抜粋した文章:
···

ブッククラブニュース
平成28年9月号新聞一部閲覧 追加分

堤春生画伯の個展

 ゆめやのニュースの紙上を飾ってくれている堤春生さん。ほっとするかわいい絵が続いていますが、これがですね、画伯に変身したとたんに素晴らしい芸術を生み出すのです。私はそのギャップ(失礼な言い方ですが)におどろきます。この堤画伯が日展会友として10/31〜11/5まで東京・銀座スルガ台画廊で個展を開きます。東京の近くの会員で絵に興味のある方はご覧になってください。銀座スルガ台画廊(銀座能楽堂近く)下のような絵ですが日本画のジャンルらしいです。だいぶ画風が上と下で違うでしょ。私はロシアとか東欧の聖像画のような感じがするのですが、なんとカンバスに描いているのではなく、板に直接描かれているのです。これもびっくりぽんです。そんな方に毎月、季節のイラストをお願いして書いていただいているのです。申し訳ないような気がしますが、書き下ろしです。

天候不順の月見団子

 今年の秋は天候不順でした。甲府では十三夜も十五夜もお月様が見られませんでしたが、我が家は例年通り、庭で刈ったススキを飾り、お団子15個・・・・ショウガとクリを備えてみました。これまでは夫婦二人でお団子も減りませんでしたが、今年は二人の孫がパクパク食べました。季節の行事はいいものですね。月を愛でるという習慣は欧米にはあまりないように思いますが、あるのかな。子どものころ、団子釣りというのをしました。枝の先に糸を垂らしては曲げた針のようなものをつけて、近所の縁側に出ている月見ダンゴを釣るのですが、これで釣ったものは食べても叱られないということでした。
 しかし、こんな仕掛けで釣れるものではありません。自分の家の団子で実験してもまったく釣れないので、この話は「嘘」のような気がしました。
 いつごろからでしょうか、日本には「施す」という習慣がありました。お地蔵さまに供えたものをおなかを空かせた村の子どもや旅人が食べる、お盆の供物を川辺に置くのもホームレスのような人に食べてもらう意図があったのかもしれません。また、秋に柿の木から柿を収穫しても、ひとつは枝に残す「一柿」・・・食物が少なくなった冬初めに鳥に食べさせるために残す習慣です。こういう習わしががいつごろからかなくなってしまいました。明治時代あたりから、だんだんなくなっていきましたが、福祉の基本になるような「施し」・・・復活させたいですね。

···

データ欄:
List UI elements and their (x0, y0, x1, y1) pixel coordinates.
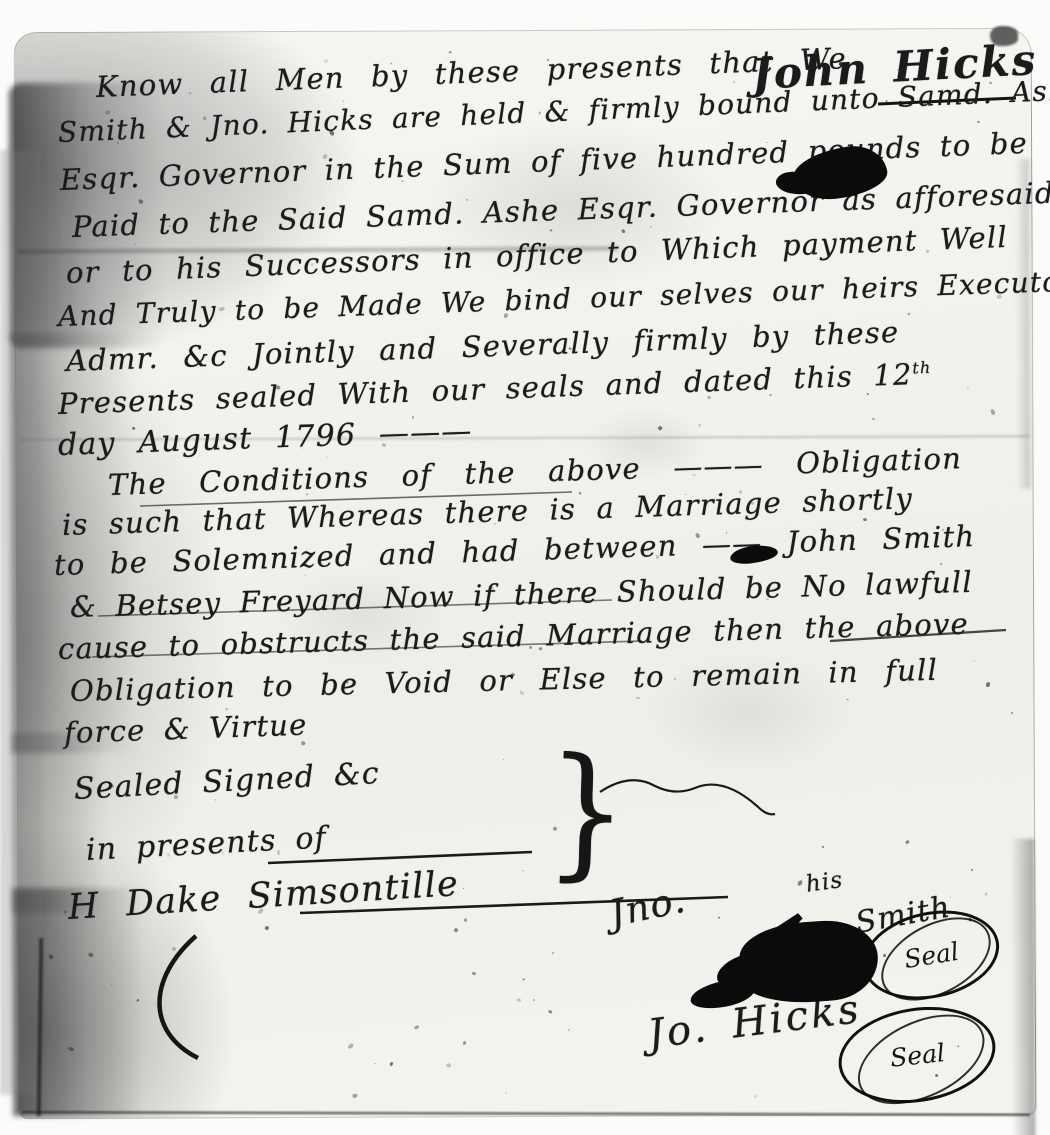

···

ブッククラブニュースの文章を、最後の文のすぐあとから書き足してください。

たかが絵本、されど絵本
D 3歳の読み聞かせ

 1歳から読み聞かせが楽しめた子は3歳過ぎるとおもしろいほど物語に食いついてきます。親としては、それに気が付かないで「あたりまえじゃん!」と思うかもしれませんが、1歳のころの絵本の読み聞かせを思い返してみてください。あんな単純な絵本からもう大人自身が「おもしろいな!」と思える絵本を楽しめるようになっているのです。最初の読み聞かせからたった2年・・・多くの子どもは大人と自由に会話ができ、意志の疎通もちゃんとできるのです。子どもの成長のあまりの速さにおどろくばかりです。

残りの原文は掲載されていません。